(Records contained in a dataset)
.....

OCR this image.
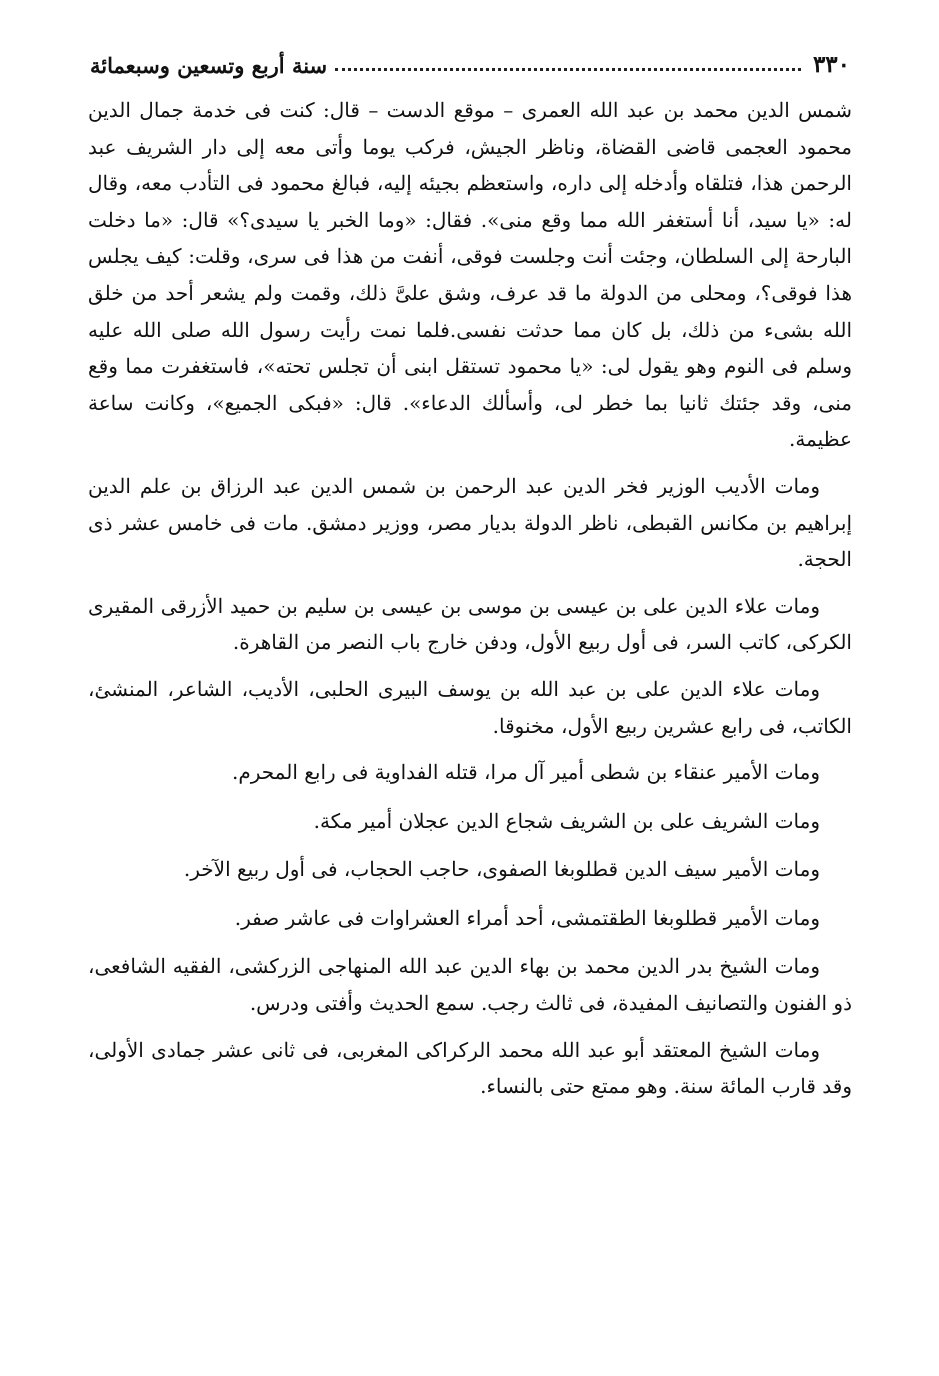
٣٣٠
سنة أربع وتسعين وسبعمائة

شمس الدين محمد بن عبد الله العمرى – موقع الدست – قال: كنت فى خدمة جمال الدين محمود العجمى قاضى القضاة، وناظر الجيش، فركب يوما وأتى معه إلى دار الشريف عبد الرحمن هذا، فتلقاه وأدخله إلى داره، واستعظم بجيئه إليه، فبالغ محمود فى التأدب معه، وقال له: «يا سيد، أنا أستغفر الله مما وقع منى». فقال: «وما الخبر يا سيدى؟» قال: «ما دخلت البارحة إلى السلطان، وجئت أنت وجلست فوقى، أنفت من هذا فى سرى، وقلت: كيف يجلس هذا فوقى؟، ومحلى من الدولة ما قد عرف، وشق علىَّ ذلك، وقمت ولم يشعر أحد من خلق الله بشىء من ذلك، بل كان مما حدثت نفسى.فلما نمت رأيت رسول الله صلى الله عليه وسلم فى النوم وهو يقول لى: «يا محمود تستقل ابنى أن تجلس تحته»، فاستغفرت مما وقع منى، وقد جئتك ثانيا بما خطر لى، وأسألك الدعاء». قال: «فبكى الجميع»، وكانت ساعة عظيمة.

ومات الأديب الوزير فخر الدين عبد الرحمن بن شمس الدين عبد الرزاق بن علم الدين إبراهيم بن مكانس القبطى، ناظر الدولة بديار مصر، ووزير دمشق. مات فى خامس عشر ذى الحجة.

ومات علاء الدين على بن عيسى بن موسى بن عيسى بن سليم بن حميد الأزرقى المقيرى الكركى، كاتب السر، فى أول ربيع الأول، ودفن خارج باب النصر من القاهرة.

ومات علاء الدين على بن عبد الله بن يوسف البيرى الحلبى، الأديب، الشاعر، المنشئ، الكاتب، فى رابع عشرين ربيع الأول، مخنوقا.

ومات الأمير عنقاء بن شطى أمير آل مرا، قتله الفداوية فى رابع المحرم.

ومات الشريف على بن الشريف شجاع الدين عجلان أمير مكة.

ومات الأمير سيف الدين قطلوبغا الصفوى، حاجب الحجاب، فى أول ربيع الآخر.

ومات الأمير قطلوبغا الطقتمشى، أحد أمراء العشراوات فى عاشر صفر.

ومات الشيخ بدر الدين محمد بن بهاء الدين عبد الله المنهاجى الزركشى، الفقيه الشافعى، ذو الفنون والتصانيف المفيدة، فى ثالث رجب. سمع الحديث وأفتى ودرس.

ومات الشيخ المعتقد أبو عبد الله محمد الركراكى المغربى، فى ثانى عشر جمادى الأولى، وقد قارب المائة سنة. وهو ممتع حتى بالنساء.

.....

### Written exercise
Using the material above, retype each entry exactly and omit the pictures.

### Answer below
OCR this image.
٣٣٠
سنة أربع وتسعين وسبعمائة

شمس الدين محمد بن عبد الله العمرى – موقع الدست – قال: كنت فى خدمة جمال الدين محمود العجمى قاضى القضاة، وناظر الجيش، فركب يوما وأتى معه إلى دار الشريف عبد الرحمن هذا، فتلقاه وأدخله إلى داره، واستعظم بجيئه إليه، فبالغ محمود فى التأدب معه، وقال له: «يا سيد، أنا أستغفر الله مما وقع منى». فقال: «وما الخبر يا سيدى؟» قال: «ما دخلت البارحة إلى السلطان، وجئت أنت وجلست فوقى، أنفت من هذا فى سرى، وقلت: كيف يجلس هذا فوقى؟، ومحلى من الدولة ما قد عرف، وشق علىَّ ذلك، وقمت ولم يشعر أحد من خلق الله بشىء من ذلك، بل كان مما حدثت نفسى.فلما نمت رأيت رسول الله صلى الله عليه وسلم فى النوم وهو يقول لى: «يا محمود تستقل ابنى أن تجلس تحته»، فاستغفرت مما وقع منى، وقد جئتك ثانيا بما خطر لى، وأسألك الدعاء». قال: «فبكى الجميع»، وكانت ساعة عظيمة.

ومات الأديب الوزير فخر الدين عبد الرحمن بن شمس الدين عبد الرزاق بن علم الدين إبراهيم بن مكانس القبطى، ناظر الدولة بديار مصر، ووزير دمشق. مات فى خامس عشر ذى الحجة.

ومات علاء الدين على بن عيسى بن موسى بن عيسى بن سليم بن حميد الأزرقى المقيرى الكركى، كاتب السر، فى أول ربيع الأول، ودفن خارج باب النصر من القاهرة.

ومات علاء الدين على بن عبد الله بن يوسف البيرى الحلبى، الأديب، الشاعر، المنشئ، الكاتب، فى رابع عشرين ربيع الأول، مخنوقا.

ومات الأمير عنقاء بن شطى أمير آل مرا، قتله الفداوية فى رابع المحرم.

ومات الشريف على بن الشريف شجاع الدين عجلان أمير مكة.

ومات الأمير سيف الدين قطلوبغا الصفوى، حاجب الحجاب، فى أول ربيع الآخر.

ومات الأمير قطلوبغا الطقتمشى، أحد أمراء العشراوات فى عاشر صفر.

ومات الشيخ بدر الدين محمد بن بهاء الدين عبد الله المنهاجى الزركشى، الفقيه الشافعى، ذو الفنون والتصانيف المفيدة، فى ثالث رجب. سمع الحديث وأفتى ودرس.

ومات الشيخ المعتقد أبو عبد الله محمد الركراكى المغربى، فى ثانى عشر جمادى الأولى، وقد قارب المائة سنة. وهو ممتع حتى بالنساء.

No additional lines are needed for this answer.